**Task instructions:** Set down the records once more, please, exactly and with the pictures left out.

**Dataset content:**
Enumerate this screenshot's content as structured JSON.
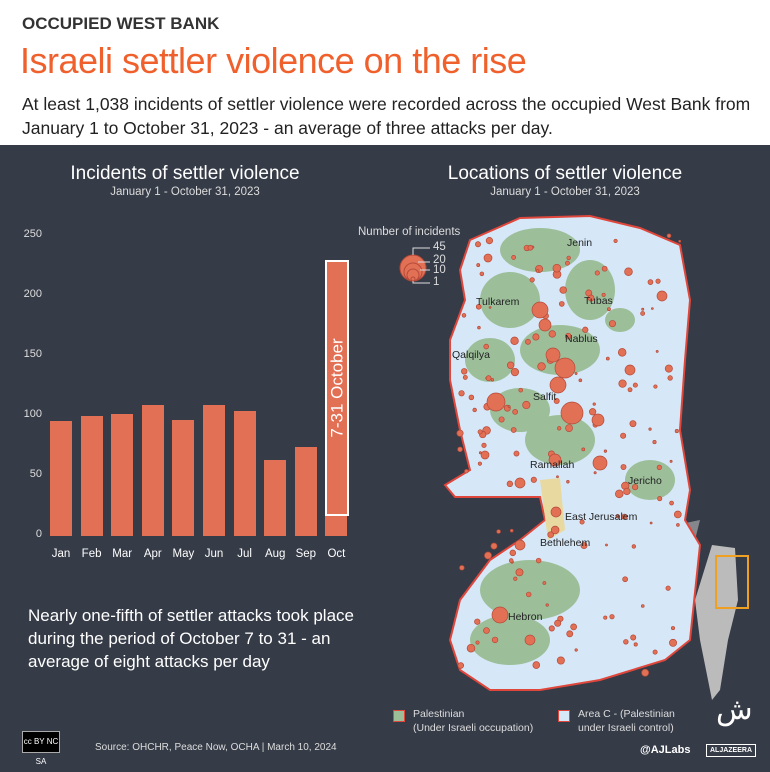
{
  "header": {
    "kicker": "OCCUPIED WEST BANK",
    "title": "Israeli settler violence on the rise",
    "subtitle": "At least 1,038 incidents of settler violence were recorded across the occupied West Bank from January 1 to October 31, 2023 - an average of three attacks per day."
  },
  "chart_data": {
    "type": "bar",
    "title": "Incidents of settler violence",
    "subtitle": "January 1 - October 31,  2023",
    "categories": [
      "Jan",
      "Feb",
      "Mar",
      "Apr",
      "May",
      "Jun",
      "Jul",
      "Aug",
      "Sep",
      "Oct"
    ],
    "values": [
      96,
      100,
      102,
      109,
      97,
      109,
      104,
      63,
      74,
      230
    ],
    "annotation": {
      "label": "7-31 October",
      "range": [
        17,
        230
      ]
    },
    "ylim": [
      0,
      250
    ],
    "yticks": [
      "0",
      "50",
      "100",
      "150",
      "200",
      "250"
    ],
    "color": "#e27055"
  },
  "map": {
    "title": "Locations of settler violence",
    "subtitle": "January 1 - October 31,  2023",
    "size_legend": {
      "title": "Number of incidents",
      "values": [
        "45",
        "20",
        "10",
        "1"
      ]
    },
    "places": [
      "Jenin",
      "Tubas",
      "Tulkarem",
      "Nablus",
      "Qalqilya",
      "Salfit",
      "Ramallah",
      "Jericho",
      "East Jerusalem",
      "Bethlehem",
      "Hebron"
    ],
    "legend": [
      {
        "label1": "Palestinian",
        "label2": "(Under Israeli occupation)",
        "color": "#9cbf9a"
      },
      {
        "label1": "Area C - (Palestinian",
        "label2": "under Israeli control)",
        "color": "#d6e8f8"
      }
    ]
  },
  "note": "Nearly one-fifth of settler attacks took place during the period of October 7 to 31 - an average of eight attacks per day",
  "footer": {
    "cc": "cc BY NC SA",
    "source": "Source:  OHCHR, Peace Now, OCHA  |  March 10, 2024",
    "handle": "@AJLabs",
    "brand": "ALJAZEERA"
  }
}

**Result for this exercise:**
Enumerate this screenshot's content as structured JSON.
{
  "header": {
    "kicker": "OCCUPIED WEST BANK",
    "title": "Israeli settler violence on the rise",
    "subtitle": "At least 1,038 incidents of settler violence were recorded across the occupied West Bank from January 1 to October 31, 2023 - an average of three attacks per day."
  },
  "chart_data": {
    "type": "bar",
    "title": "Incidents of settler violence",
    "subtitle": "January 1 - October 31,  2023",
    "categories": [
      "Jan",
      "Feb",
      "Mar",
      "Apr",
      "May",
      "Jun",
      "Jul",
      "Aug",
      "Sep",
      "Oct"
    ],
    "values": [
      96,
      100,
      102,
      109,
      97,
      109,
      104,
      63,
      74,
      230
    ],
    "annotation": {
      "label": "7-31 October",
      "range": [
        17,
        230
      ]
    },
    "ylim": [
      0,
      250
    ],
    "yticks": [
      "0",
      "50",
      "100",
      "150",
      "200",
      "250"
    ],
    "color": "#e27055"
  },
  "map": {
    "title": "Locations of settler violence",
    "subtitle": "January 1 - October 31,  2023",
    "size_legend": {
      "title": "Number of incidents",
      "values": [
        "45",
        "20",
        "10",
        "1"
      ]
    },
    "places": [
      "Jenin",
      "Tubas",
      "Tulkarem",
      "Nablus",
      "Qalqilya",
      "Salfit",
      "Ramallah",
      "Jericho",
      "East Jerusalem",
      "Bethlehem",
      "Hebron"
    ],
    "legend": [
      {
        "label1": "Palestinian",
        "label2": "(Under Israeli occupation)",
        "color": "#9cbf9a"
      },
      {
        "label1": "Area C - (Palestinian",
        "label2": "under Israeli control)",
        "color": "#d6e8f8"
      }
    ]
  },
  "note": "Nearly one-fifth of settler attacks took place during the period of October 7 to 31 - an average of eight attacks per day",
  "footer": {
    "cc": "cc BY NC SA",
    "source": "Source:  OHCHR, Peace Now, OCHA  |  March 10, 2024",
    "handle": "@AJLabs",
    "brand": "ALJAZEERA"
  }
}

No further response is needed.